Task directions: Write out the whole listing again, exactly.

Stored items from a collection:
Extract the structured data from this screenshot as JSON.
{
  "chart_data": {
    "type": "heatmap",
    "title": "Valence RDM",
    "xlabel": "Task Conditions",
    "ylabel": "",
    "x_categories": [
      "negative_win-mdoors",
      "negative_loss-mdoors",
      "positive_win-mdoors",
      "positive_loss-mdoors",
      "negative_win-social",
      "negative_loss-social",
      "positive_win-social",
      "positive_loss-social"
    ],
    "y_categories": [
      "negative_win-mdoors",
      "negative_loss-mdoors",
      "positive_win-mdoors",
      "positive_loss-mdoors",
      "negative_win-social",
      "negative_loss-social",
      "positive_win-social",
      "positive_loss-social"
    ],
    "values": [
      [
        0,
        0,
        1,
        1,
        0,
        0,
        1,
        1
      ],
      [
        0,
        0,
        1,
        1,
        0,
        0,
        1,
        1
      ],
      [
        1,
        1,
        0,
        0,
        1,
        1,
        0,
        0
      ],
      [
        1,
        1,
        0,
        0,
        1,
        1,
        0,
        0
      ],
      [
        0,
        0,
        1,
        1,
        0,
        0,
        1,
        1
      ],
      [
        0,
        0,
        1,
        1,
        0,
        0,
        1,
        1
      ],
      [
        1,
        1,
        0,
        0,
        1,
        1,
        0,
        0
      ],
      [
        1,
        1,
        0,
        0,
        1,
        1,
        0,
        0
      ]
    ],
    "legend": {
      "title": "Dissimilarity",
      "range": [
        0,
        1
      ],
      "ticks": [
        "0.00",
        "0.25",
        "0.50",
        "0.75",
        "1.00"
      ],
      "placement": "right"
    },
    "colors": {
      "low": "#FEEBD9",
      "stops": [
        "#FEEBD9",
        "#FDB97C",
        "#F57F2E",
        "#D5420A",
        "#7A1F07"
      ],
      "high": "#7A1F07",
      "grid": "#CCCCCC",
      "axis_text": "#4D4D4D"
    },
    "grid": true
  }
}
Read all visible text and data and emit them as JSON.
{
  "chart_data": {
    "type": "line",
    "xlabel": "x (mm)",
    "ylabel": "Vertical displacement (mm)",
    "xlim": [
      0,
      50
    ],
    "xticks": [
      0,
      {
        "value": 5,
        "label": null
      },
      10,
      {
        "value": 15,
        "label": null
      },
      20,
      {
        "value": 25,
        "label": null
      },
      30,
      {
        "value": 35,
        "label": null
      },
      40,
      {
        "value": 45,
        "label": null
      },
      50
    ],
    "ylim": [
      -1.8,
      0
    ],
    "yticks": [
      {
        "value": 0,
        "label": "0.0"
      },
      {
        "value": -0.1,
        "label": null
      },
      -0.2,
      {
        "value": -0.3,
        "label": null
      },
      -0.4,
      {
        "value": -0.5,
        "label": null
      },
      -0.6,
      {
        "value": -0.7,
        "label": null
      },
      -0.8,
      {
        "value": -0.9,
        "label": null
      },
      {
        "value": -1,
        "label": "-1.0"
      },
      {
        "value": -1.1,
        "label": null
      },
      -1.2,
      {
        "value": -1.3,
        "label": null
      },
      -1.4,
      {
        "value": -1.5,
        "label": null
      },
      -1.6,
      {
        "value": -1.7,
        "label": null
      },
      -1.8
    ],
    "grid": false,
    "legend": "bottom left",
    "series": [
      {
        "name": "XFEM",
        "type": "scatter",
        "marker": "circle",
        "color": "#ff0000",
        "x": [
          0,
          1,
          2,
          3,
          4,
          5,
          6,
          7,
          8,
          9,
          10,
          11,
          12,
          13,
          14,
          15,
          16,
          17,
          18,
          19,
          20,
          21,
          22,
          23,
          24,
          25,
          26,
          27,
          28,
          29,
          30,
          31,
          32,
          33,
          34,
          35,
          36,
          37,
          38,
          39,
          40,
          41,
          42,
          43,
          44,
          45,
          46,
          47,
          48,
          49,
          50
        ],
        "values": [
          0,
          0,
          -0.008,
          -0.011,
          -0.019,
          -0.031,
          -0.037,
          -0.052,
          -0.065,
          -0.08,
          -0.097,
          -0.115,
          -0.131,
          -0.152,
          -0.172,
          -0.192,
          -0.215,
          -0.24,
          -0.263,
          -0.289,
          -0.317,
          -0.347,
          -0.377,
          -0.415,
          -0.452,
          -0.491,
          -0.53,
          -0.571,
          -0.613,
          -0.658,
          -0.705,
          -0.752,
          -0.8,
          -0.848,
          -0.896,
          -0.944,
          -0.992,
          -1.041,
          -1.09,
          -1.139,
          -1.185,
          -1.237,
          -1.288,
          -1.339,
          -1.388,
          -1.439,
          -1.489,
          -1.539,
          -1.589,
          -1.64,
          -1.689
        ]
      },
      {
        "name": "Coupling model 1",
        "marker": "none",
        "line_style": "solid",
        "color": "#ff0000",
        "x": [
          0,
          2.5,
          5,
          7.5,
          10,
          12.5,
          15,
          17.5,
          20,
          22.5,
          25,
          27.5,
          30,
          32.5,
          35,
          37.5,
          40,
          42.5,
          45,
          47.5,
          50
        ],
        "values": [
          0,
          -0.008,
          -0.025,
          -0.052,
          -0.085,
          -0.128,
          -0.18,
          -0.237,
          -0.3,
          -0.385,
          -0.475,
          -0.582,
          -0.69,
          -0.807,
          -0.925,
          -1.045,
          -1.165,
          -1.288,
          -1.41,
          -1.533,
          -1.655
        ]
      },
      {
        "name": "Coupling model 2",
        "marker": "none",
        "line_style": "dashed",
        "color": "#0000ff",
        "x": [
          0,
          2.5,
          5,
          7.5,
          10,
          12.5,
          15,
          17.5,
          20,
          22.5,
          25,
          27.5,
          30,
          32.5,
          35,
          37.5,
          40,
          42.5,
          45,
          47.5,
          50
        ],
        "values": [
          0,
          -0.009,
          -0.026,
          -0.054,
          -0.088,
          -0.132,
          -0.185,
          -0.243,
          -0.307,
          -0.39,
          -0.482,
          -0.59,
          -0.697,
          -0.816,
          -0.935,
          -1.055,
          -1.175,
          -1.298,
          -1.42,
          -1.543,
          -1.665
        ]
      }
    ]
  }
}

Solution to this task:
Extract the structured data from this screenshot as JSON.
{
  "chart_data": {
    "type": "heatmap",
    "title": "Valence RDM",
    "xlabel": "Task Conditions",
    "ylabel": "",
    "x_categories": [
      "negative_win-mdoors",
      "negative_loss-mdoors",
      "positive_win-mdoors",
      "positive_loss-mdoors",
      "negative_win-social",
      "negative_loss-social",
      "positive_win-social",
      "positive_loss-social"
    ],
    "y_categories": [
      "negative_win-mdoors",
      "negative_loss-mdoors",
      "positive_win-mdoors",
      "positive_loss-mdoors",
      "negative_win-social",
      "negative_loss-social",
      "positive_win-social",
      "positive_loss-social"
    ],
    "values": [
      [
        0,
        0,
        1,
        1,
        0,
        0,
        1,
        1
      ],
      [
        0,
        0,
        1,
        1,
        0,
        0,
        1,
        1
      ],
      [
        1,
        1,
        0,
        0,
        1,
        1,
        0,
        0
      ],
      [
        1,
        1,
        0,
        0,
        1,
        1,
        0,
        0
      ],
      [
        0,
        0,
        1,
        1,
        0,
        0,
        1,
        1
      ],
      [
        0,
        0,
        1,
        1,
        0,
        0,
        1,
        1
      ],
      [
        1,
        1,
        0,
        0,
        1,
        1,
        0,
        0
      ],
      [
        1,
        1,
        0,
        0,
        1,
        1,
        0,
        0
      ]
    ],
    "legend": {
      "title": "Dissimilarity",
      "range": [
        0,
        1
      ],
      "ticks": [
        "0.00",
        "0.25",
        "0.50",
        "0.75",
        "1.00"
      ],
      "placement": "right"
    },
    "colors": {
      "low": "#FEEBD9",
      "stops": [
        "#FEEBD9",
        "#FDB97C",
        "#F57F2E",
        "#D5420A",
        "#7A1F07"
      ],
      "high": "#7A1F07",
      "grid": "#CCCCCC",
      "axis_text": "#4D4D4D"
    },
    "grid": true
  }
}
Read all visible text and data and emit them as JSON.
{
  "chart_data": {
    "type": "line",
    "xlabel": "x (mm)",
    "ylabel": "Vertical displacement (mm)",
    "xlim": [
      0,
      50
    ],
    "xticks": [
      0,
      {
        "value": 5,
        "label": null
      },
      10,
      {
        "value": 15,
        "label": null
      },
      20,
      {
        "value": 25,
        "label": null
      },
      30,
      {
        "value": 35,
        "label": null
      },
      40,
      {
        "value": 45,
        "label": null
      },
      50
    ],
    "ylim": [
      -1.8,
      0
    ],
    "yticks": [
      {
        "value": 0,
        "label": "0.0"
      },
      {
        "value": -0.1,
        "label": null
      },
      -0.2,
      {
        "value": -0.3,
        "label": null
      },
      -0.4,
      {
        "value": -0.5,
        "label": null
      },
      -0.6,
      {
        "value": -0.7,
        "label": null
      },
      -0.8,
      {
        "value": -0.9,
        "label": null
      },
      {
        "value": -1,
        "label": "-1.0"
      },
      {
        "value": -1.1,
        "label": null
      },
      -1.2,
      {
        "value": -1.3,
        "label": null
      },
      -1.4,
      {
        "value": -1.5,
        "label": null
      },
      -1.6,
      {
        "value": -1.7,
        "label": null
      },
      -1.8
    ],
    "grid": false,
    "legend": "bottom left",
    "series": [
      {
        "name": "XFEM",
        "type": "scatter",
        "marker": "circle",
        "color": "#ff0000",
        "x": [
          0,
          1,
          2,
          3,
          4,
          5,
          6,
          7,
          8,
          9,
          10,
          11,
          12,
          13,
          14,
          15,
          16,
          17,
          18,
          19,
          20,
          21,
          22,
          23,
          24,
          25,
          26,
          27,
          28,
          29,
          30,
          31,
          32,
          33,
          34,
          35,
          36,
          37,
          38,
          39,
          40,
          41,
          42,
          43,
          44,
          45,
          46,
          47,
          48,
          49,
          50
        ],
        "values": [
          0,
          0,
          -0.008,
          -0.011,
          -0.019,
          -0.031,
          -0.037,
          -0.052,
          -0.065,
          -0.08,
          -0.097,
          -0.115,
          -0.131,
          -0.152,
          -0.172,
          -0.192,
          -0.215,
          -0.24,
          -0.263,
          -0.289,
          -0.317,
          -0.347,
          -0.377,
          -0.415,
          -0.452,
          -0.491,
          -0.53,
          -0.571,
          -0.613,
          -0.658,
          -0.705,
          -0.752,
          -0.8,
          -0.848,
          -0.896,
          -0.944,
          -0.992,
          -1.041,
          -1.09,
          -1.139,
          -1.185,
          -1.237,
          -1.288,
          -1.339,
          -1.388,
          -1.439,
          -1.489,
          -1.539,
          -1.589,
          -1.64,
          -1.689
        ]
      },
      {
        "name": "Coupling model 1",
        "marker": "none",
        "line_style": "solid",
        "color": "#ff0000",
        "x": [
          0,
          2.5,
          5,
          7.5,
          10,
          12.5,
          15,
          17.5,
          20,
          22.5,
          25,
          27.5,
          30,
          32.5,
          35,
          37.5,
          40,
          42.5,
          45,
          47.5,
          50
        ],
        "values": [
          0,
          -0.008,
          -0.025,
          -0.052,
          -0.085,
          -0.128,
          -0.18,
          -0.237,
          -0.3,
          -0.385,
          -0.475,
          -0.582,
          -0.69,
          -0.807,
          -0.925,
          -1.045,
          -1.165,
          -1.288,
          -1.41,
          -1.533,
          -1.655
        ]
      },
      {
        "name": "Coupling model 2",
        "marker": "none",
        "line_style": "dashed",
        "color": "#0000ff",
        "x": [
          0,
          2.5,
          5,
          7.5,
          10,
          12.5,
          15,
          17.5,
          20,
          22.5,
          25,
          27.5,
          30,
          32.5,
          35,
          37.5,
          40,
          42.5,
          45,
          47.5,
          50
        ],
        "values": [
          0,
          -0.009,
          -0.026,
          -0.054,
          -0.088,
          -0.132,
          -0.185,
          -0.243,
          -0.307,
          -0.39,
          -0.482,
          -0.59,
          -0.697,
          -0.816,
          -0.935,
          -1.055,
          -1.175,
          -1.298,
          -1.42,
          -1.543,
          -1.665
        ]
      }
    ]
  }
}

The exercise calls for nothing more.